* **What the task requires**:
Each entry in the listing below should be restated word for word.

* **Data shown**:
####################

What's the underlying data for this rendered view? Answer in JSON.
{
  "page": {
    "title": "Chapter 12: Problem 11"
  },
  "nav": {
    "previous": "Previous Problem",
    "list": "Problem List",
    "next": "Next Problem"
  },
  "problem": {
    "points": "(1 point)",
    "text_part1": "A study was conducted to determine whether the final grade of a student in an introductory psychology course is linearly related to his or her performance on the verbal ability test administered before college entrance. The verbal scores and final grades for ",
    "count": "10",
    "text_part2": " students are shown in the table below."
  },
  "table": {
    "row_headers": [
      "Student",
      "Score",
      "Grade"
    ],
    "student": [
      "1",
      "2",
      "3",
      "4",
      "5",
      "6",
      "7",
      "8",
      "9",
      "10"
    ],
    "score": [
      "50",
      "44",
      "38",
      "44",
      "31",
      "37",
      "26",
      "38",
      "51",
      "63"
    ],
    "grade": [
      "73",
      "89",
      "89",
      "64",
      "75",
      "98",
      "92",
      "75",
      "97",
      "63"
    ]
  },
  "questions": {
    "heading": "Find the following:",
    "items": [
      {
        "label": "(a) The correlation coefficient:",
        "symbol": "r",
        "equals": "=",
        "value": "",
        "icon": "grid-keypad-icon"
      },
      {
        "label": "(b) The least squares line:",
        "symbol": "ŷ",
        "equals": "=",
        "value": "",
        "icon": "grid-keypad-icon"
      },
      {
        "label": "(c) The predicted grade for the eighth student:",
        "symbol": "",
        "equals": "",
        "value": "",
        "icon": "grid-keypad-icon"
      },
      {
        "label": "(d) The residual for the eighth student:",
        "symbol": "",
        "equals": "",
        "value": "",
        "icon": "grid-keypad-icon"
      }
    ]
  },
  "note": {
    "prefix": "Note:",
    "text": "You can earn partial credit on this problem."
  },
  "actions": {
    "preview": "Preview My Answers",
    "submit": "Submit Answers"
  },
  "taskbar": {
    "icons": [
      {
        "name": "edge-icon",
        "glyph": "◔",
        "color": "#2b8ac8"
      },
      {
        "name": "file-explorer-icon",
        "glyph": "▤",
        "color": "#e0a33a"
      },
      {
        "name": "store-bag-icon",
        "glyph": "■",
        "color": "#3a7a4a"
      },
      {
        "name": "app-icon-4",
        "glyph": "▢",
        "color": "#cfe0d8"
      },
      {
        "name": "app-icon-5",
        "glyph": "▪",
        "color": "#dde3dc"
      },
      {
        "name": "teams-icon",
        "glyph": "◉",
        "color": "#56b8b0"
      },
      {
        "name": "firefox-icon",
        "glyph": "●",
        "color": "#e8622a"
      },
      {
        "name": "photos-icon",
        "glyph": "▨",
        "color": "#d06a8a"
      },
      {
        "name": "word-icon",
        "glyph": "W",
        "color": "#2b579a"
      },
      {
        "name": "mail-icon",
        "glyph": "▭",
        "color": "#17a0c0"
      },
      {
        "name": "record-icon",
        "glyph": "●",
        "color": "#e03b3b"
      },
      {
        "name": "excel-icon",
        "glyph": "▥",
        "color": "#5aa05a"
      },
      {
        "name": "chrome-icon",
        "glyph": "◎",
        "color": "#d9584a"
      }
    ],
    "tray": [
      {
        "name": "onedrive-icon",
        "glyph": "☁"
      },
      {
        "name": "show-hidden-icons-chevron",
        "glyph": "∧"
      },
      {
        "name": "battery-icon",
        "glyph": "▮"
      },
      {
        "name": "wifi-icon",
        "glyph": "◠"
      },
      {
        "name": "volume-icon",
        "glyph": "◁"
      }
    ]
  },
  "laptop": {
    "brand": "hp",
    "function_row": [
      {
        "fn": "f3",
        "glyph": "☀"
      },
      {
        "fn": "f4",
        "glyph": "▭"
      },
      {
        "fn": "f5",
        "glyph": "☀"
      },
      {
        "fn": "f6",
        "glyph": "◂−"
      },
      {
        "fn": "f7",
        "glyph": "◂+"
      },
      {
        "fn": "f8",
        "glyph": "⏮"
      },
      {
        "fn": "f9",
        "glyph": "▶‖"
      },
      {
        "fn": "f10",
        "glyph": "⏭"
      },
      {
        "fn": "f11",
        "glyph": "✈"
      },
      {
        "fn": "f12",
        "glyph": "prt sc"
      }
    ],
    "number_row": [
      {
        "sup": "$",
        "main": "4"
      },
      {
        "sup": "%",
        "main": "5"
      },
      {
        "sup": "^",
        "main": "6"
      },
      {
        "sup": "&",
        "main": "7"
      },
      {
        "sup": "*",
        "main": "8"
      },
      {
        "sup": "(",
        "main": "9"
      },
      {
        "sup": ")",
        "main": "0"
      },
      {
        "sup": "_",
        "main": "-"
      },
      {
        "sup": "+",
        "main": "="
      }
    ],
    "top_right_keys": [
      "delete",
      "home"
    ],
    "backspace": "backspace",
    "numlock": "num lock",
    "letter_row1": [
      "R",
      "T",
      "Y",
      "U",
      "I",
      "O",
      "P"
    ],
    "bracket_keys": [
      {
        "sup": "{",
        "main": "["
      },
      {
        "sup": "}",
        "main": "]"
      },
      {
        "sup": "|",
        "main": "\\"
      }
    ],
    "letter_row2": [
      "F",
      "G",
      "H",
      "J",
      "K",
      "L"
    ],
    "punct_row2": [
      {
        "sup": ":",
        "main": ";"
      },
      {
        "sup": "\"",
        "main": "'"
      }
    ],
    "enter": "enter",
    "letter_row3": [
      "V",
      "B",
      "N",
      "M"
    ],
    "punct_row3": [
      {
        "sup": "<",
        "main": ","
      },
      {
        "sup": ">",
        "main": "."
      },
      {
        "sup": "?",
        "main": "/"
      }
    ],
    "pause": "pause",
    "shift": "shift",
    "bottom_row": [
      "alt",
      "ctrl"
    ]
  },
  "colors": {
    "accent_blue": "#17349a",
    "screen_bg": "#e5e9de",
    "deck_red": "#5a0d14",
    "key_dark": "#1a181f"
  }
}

####################

* **Final result**:
What's the underlying data for this rendered view? Answer in JSON.
{
  "page": {
    "title": "Chapter 12: Problem 11"
  },
  "nav": {
    "previous": "Previous Problem",
    "list": "Problem List",
    "next": "Next Problem"
  },
  "problem": {
    "points": "(1 point)",
    "text_part1": "A study was conducted to determine whether the final grade of a student in an introductory psychology course is linearly related to his or her performance on the verbal ability test administered before college entrance. The verbal scores and final grades for ",
    "count": "10",
    "text_part2": " students are shown in the table below."
  },
  "table": {
    "row_headers": [
      "Student",
      "Score",
      "Grade"
    ],
    "student": [
      "1",
      "2",
      "3",
      "4",
      "5",
      "6",
      "7",
      "8",
      "9",
      "10"
    ],
    "score": [
      "50",
      "44",
      "38",
      "44",
      "31",
      "37",
      "26",
      "38",
      "51",
      "63"
    ],
    "grade": [
      "73",
      "89",
      "89",
      "64",
      "75",
      "98",
      "92",
      "75",
      "97",
      "63"
    ]
  },
  "questions": {
    "heading": "Find the following:",
    "items": [
      {
        "label": "(a) The correlation coefficient:",
        "symbol": "r",
        "equals": "=",
        "value": "",
        "icon": "grid-keypad-icon"
      },
      {
        "label": "(b) The least squares line:",
        "symbol": "ŷ",
        "equals": "=",
        "value": "",
        "icon": "grid-keypad-icon"
      },
      {
        "label": "(c) The predicted grade for the eighth student:",
        "symbol": "",
        "equals": "",
        "value": "",
        "icon": "grid-keypad-icon"
      },
      {
        "label": "(d) The residual for the eighth student:",
        "symbol": "",
        "equals": "",
        "value": "",
        "icon": "grid-keypad-icon"
      }
    ]
  },
  "note": {
    "prefix": "Note:",
    "text": "You can earn partial credit on this problem."
  },
  "actions": {
    "preview": "Preview My Answers",
    "submit": "Submit Answers"
  },
  "taskbar": {
    "icons": [
      {
        "name": "edge-icon",
        "glyph": "◔",
        "color": "#2b8ac8"
      },
      {
        "name": "file-explorer-icon",
        "glyph": "▤",
        "color": "#e0a33a"
      },
      {
        "name": "store-bag-icon",
        "glyph": "■",
        "color": "#3a7a4a"
      },
      {
        "name": "app-icon-4",
        "glyph": "▢",
        "color": "#cfe0d8"
      },
      {
        "name": "app-icon-5",
        "glyph": "▪",
        "color": "#dde3dc"
      },
      {
        "name": "teams-icon",
        "glyph": "◉",
        "color": "#56b8b0"
      },
      {
        "name": "firefox-icon",
        "glyph": "●",
        "color": "#e8622a"
      },
      {
        "name": "photos-icon",
        "glyph": "▨",
        "color": "#d06a8a"
      },
      {
        "name": "word-icon",
        "glyph": "W",
        "color": "#2b579a"
      },
      {
        "name": "mail-icon",
        "glyph": "▭",
        "color": "#17a0c0"
      },
      {
        "name": "record-icon",
        "glyph": "●",
        "color": "#e03b3b"
      },
      {
        "name": "excel-icon",
        "glyph": "▥",
        "color": "#5aa05a"
      },
      {
        "name": "chrome-icon",
        "glyph": "◎",
        "color": "#d9584a"
      }
    ],
    "tray": [
      {
        "name": "onedrive-icon",
        "glyph": "☁"
      },
      {
        "name": "show-hidden-icons-chevron",
        "glyph": "∧"
      },
      {
        "name": "battery-icon",
        "glyph": "▮"
      },
      {
        "name": "wifi-icon",
        "glyph": "◠"
      },
      {
        "name": "volume-icon",
        "glyph": "◁"
      }
    ]
  },
  "laptop": {
    "brand": "hp",
    "function_row": [
      {
        "fn": "f3",
        "glyph": "☀"
      },
      {
        "fn": "f4",
        "glyph": "▭"
      },
      {
        "fn": "f5",
        "glyph": "☀"
      },
      {
        "fn": "f6",
        "glyph": "◂−"
      },
      {
        "fn": "f7",
        "glyph": "◂+"
      },
      {
        "fn": "f8",
        "glyph": "⏮"
      },
      {
        "fn": "f9",
        "glyph": "▶‖"
      },
      {
        "fn": "f10",
        "glyph": "⏭"
      },
      {
        "fn": "f11",
        "glyph": "✈"
      },
      {
        "fn": "f12",
        "glyph": "prt sc"
      }
    ],
    "number_row": [
      {
        "sup": "$",
        "main": "4"
      },
      {
        "sup": "%",
        "main": "5"
      },
      {
        "sup": "^",
        "main": "6"
      },
      {
        "sup": "&",
        "main": "7"
      },
      {
        "sup": "*",
        "main": "8"
      },
      {
        "sup": "(",
        "main": "9"
      },
      {
        "sup": ")",
        "main": "0"
      },
      {
        "sup": "_",
        "main": "-"
      },
      {
        "sup": "+",
        "main": "="
      }
    ],
    "top_right_keys": [
      "delete",
      "home"
    ],
    "backspace": "backspace",
    "numlock": "num lock",
    "letter_row1": [
      "R",
      "T",
      "Y",
      "U",
      "I",
      "O",
      "P"
    ],
    "bracket_keys": [
      {
        "sup": "{",
        "main": "["
      },
      {
        "sup": "}",
        "main": "]"
      },
      {
        "sup": "|",
        "main": "\\"
      }
    ],
    "letter_row2": [
      "F",
      "G",
      "H",
      "J",
      "K",
      "L"
    ],
    "punct_row2": [
      {
        "sup": ":",
        "main": ";"
      },
      {
        "sup": "\"",
        "main": "'"
      }
    ],
    "enter": "enter",
    "letter_row3": [
      "V",
      "B",
      "N",
      "M"
    ],
    "punct_row3": [
      {
        "sup": "<",
        "main": ","
      },
      {
        "sup": ">",
        "main": "."
      },
      {
        "sup": "?",
        "main": "/"
      }
    ],
    "pause": "pause",
    "shift": "shift",
    "bottom_row": [
      "alt",
      "ctrl"
    ]
  },
  "colors": {
    "accent_blue": "#17349a",
    "screen_bg": "#e5e9de",
    "deck_red": "#5a0d14",
    "key_dark": "#1a181f"
  }
}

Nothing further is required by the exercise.